**EXERCISE**
Copy out each line of the material below that holds the string "richtete".

**RECORDS TO USE**
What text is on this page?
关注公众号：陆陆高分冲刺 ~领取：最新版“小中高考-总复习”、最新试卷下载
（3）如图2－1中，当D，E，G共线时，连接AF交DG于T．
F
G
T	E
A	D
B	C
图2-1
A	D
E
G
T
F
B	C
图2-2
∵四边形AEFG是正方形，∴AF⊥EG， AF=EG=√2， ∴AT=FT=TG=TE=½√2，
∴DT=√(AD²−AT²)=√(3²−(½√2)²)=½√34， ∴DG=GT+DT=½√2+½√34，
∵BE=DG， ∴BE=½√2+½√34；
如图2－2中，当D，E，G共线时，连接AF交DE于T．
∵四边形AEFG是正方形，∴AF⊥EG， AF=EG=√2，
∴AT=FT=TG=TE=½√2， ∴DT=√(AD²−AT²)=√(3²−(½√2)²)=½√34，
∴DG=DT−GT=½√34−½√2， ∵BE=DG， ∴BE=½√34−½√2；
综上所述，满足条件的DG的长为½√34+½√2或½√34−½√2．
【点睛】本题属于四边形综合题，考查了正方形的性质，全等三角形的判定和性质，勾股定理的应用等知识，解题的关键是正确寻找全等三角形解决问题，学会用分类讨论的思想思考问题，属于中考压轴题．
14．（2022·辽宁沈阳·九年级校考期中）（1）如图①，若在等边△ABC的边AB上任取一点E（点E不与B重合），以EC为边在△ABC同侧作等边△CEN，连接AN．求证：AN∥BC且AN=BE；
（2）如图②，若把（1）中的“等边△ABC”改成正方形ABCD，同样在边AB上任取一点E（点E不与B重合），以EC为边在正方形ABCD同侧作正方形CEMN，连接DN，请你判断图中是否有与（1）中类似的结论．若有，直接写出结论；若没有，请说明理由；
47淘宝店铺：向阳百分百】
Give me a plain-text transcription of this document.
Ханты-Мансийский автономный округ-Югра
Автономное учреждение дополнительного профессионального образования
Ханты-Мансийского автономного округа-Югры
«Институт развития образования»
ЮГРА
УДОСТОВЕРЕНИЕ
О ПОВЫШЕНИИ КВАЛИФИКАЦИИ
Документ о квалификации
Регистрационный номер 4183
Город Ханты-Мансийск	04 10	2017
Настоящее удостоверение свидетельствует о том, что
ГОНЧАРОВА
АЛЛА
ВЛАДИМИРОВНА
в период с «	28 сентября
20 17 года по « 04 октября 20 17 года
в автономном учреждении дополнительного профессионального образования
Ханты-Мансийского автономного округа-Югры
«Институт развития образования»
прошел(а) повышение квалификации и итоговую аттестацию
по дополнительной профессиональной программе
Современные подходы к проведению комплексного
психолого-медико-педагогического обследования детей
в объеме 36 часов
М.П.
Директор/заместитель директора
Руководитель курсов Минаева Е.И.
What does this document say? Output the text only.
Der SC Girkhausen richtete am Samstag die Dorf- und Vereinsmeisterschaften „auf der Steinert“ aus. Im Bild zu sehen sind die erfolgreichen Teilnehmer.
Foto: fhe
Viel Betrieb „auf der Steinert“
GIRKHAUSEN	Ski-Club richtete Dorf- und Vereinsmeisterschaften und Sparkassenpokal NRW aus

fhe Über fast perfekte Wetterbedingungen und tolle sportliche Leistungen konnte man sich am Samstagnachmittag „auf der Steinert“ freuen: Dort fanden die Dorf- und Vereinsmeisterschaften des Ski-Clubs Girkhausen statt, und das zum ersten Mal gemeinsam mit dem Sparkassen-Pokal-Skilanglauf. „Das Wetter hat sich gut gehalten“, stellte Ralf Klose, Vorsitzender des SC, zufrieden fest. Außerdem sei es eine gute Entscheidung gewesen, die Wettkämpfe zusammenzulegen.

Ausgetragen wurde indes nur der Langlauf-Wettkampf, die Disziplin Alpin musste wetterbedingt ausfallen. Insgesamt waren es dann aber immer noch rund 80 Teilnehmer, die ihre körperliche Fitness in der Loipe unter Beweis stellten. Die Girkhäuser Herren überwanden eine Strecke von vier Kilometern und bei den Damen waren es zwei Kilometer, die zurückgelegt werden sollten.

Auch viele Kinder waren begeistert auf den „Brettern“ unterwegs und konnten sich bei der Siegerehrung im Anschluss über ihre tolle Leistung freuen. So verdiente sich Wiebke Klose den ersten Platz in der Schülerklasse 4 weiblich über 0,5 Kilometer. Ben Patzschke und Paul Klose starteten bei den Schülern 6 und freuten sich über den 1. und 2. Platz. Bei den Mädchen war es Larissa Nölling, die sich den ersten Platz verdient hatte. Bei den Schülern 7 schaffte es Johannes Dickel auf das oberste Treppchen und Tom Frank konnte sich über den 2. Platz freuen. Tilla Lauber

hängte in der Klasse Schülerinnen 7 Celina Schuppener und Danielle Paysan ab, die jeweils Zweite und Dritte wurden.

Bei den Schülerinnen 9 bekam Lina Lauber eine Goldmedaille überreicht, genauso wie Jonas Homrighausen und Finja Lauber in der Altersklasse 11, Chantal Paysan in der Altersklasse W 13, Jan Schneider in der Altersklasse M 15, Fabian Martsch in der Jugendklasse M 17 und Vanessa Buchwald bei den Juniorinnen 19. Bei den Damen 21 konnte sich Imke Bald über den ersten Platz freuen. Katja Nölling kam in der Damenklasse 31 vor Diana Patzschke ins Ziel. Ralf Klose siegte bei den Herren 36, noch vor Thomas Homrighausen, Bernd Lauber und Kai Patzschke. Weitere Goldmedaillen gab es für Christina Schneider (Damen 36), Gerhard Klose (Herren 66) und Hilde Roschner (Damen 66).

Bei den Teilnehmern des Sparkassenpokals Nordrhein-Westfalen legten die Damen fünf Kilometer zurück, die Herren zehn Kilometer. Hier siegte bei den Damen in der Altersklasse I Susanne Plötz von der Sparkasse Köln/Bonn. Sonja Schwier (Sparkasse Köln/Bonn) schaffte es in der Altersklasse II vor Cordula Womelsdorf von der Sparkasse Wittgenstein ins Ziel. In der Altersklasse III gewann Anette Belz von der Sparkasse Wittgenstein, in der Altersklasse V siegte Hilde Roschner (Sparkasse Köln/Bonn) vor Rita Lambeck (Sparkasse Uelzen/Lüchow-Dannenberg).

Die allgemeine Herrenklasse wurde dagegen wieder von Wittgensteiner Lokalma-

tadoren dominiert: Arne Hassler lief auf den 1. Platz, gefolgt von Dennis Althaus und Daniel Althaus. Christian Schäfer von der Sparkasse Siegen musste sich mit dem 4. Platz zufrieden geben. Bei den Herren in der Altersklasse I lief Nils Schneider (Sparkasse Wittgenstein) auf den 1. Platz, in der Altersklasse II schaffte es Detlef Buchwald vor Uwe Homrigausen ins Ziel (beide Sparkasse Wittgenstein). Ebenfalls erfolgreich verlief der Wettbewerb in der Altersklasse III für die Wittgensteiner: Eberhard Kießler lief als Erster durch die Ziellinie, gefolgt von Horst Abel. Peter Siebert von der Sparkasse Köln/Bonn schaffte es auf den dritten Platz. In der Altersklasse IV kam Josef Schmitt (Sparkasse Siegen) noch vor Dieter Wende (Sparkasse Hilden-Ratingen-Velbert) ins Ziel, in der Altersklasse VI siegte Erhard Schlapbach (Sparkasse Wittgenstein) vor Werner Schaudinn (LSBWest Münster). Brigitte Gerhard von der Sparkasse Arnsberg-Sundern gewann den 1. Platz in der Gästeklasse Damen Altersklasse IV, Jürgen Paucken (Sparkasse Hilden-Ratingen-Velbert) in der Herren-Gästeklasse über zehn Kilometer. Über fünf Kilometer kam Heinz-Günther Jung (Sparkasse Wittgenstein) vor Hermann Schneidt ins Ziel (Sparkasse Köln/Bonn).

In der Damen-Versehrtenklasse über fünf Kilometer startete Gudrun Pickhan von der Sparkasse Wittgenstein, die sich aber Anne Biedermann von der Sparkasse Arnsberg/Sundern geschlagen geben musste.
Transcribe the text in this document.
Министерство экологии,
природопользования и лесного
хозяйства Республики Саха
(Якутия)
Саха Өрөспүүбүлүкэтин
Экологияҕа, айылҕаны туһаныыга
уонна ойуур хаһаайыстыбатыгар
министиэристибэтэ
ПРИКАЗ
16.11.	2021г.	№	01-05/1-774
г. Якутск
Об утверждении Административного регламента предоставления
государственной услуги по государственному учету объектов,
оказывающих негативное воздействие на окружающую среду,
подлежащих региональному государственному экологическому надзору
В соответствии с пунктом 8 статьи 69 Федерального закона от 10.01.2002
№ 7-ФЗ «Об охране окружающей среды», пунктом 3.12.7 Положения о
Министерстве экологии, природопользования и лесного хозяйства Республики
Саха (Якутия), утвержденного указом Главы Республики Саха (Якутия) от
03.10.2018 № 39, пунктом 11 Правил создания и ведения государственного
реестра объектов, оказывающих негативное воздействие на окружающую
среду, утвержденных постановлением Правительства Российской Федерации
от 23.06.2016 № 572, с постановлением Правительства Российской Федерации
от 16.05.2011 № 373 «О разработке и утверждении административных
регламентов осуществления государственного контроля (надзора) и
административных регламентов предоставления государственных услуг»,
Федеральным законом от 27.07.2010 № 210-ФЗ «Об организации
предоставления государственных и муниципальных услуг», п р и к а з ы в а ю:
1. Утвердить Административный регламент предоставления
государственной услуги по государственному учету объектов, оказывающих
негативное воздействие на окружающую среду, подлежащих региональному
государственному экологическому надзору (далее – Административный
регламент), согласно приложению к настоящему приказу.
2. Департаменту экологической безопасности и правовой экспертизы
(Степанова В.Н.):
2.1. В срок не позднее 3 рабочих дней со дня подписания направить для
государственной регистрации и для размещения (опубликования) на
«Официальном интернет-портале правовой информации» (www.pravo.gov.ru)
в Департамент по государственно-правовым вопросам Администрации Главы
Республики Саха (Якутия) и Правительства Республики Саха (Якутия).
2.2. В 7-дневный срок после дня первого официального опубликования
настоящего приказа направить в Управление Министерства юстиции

**EXPECTED ANSWER**
Der SC Girkhausen richtete am Samstag die Dorf- und Vereinsmeisterschaften „auf der Steinert“ aus. Im Bild zu sehen sind die erfolgreichen Teilnehmer.
GIRKHAUSEN	Ski-Club richtete Dorf- und Vereinsmeisterschaften und Sparkassenpokal NRW aus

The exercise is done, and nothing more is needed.